[A run of records]
▼

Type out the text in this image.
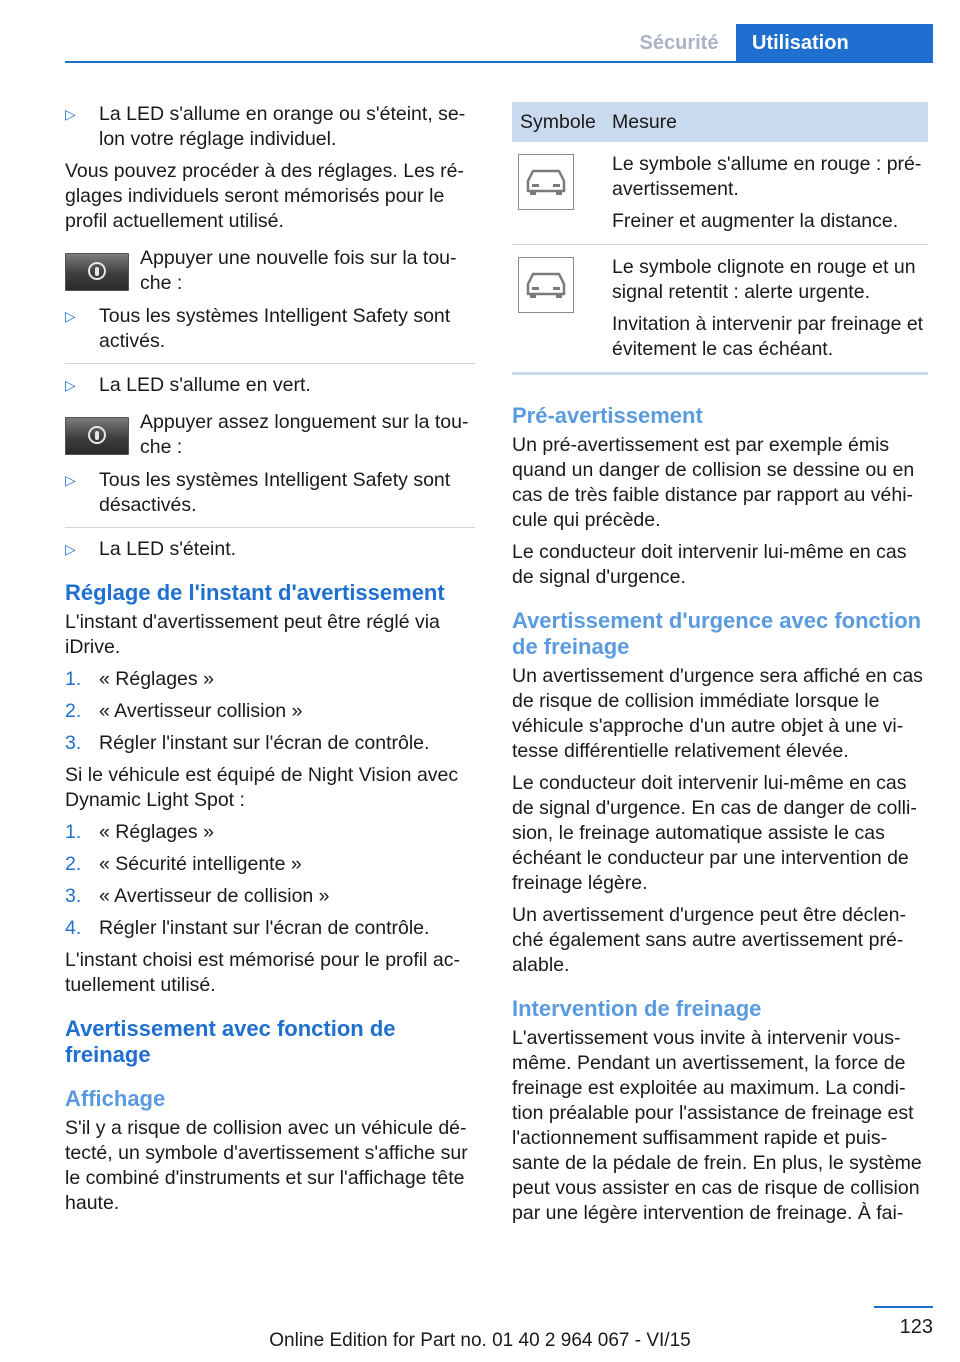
Sécurité	Utilisation
▷	La LED s'allume en orange ou s'éteint, se-lon votre réglage individuel.

Vous pouvez procéder à des réglages. Les ré-glages individuels seront mémorisés pour le profil actuellement utilisé.

Appuyer une nouvelle fois sur la tou-che :
▷	Tous les systèmes Intelligent Safety sont activés.
▷	La LED s'allume en vert.
Appuyer assez longuement sur la tou-che :
▷	Tous les systèmes Intelligent Safety sont désactivés.
▷	La LED s'éteint.
Réglage de l'instant d'avertissement

L'instant d'avertissement peut être réglé via iDrive.

1. « Réglages »
2. « Avertisseur collision »
3. Régler l'instant sur l'écran de contrôle.

Si le véhicule est équipé de Night Vision avec Dynamic Light Spot :

1. « Réglages »
2. « Sécurité intelligente »
3. « Avertisseur de collision »
4. Régler l'instant sur l'écran de contrôle.

L'instant choisi est mémorisé pour le profil ac-tuellement utilisé.

Avertissement avec fonction de freinage
Affichage

S'il y a risque de collision avec un véhicule dé-tecté, un symbole d'avertissement s'affiche sur le combiné d'instruments et sur l'affichage tête haute.

Symbole	Mesure

Le symbole s'allume en rouge : pré-avertissement.

Freiner et augmenter la distance.

Le symbole clignote en rouge et un signal retentit : alerte urgente.

Invitation à intervenir par freinage et évitement le cas échéant.

Pré-avertissement

Un pré-avertissement est par exemple émis quand un danger de collision se dessine ou en cas de très faible distance par rapport au véhi-cule qui précède.

Le conducteur doit intervenir lui-même en cas de signal d'urgence.

Avertissement d'urgence avec fonction de freinage

Un avertissement d'urgence sera affiché en cas de risque de collision immédiate lorsque le véhicule s'approche d'un autre objet à une vi-tesse différentielle relativement élevée.

Le conducteur doit intervenir lui-même en cas de signal d'urgence. En cas de danger de colli-sion, le freinage automatique assiste le cas échéant le conducteur par une intervention de freinage légère.

Un avertissement d'urgence peut être déclen-ché également sans autre avertissement pré-alable.

Intervention de freinage

L'avertissement vous invite à intervenir vous-même. Pendant un avertissement, la force de freinage est exploitée au maximum. La condi-tion préalable pour l'assistance de freinage est l'actionnement suffisamment rapide et puis-sante de la pédale de frein. En plus, le système peut vous assister en cas de risque de collision par une légère intervention de freinage. À fai-

123
Online Edition for Part no. 01 40 2 964 067 - VI/15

▲

GOAL » In the entries above, find each line with the word "écran" and copy it.

COMPLETED EXERCISE »
3. Régler l'instant sur l'écran de contrôle.
4. Régler l'instant sur l'écran de contrôle.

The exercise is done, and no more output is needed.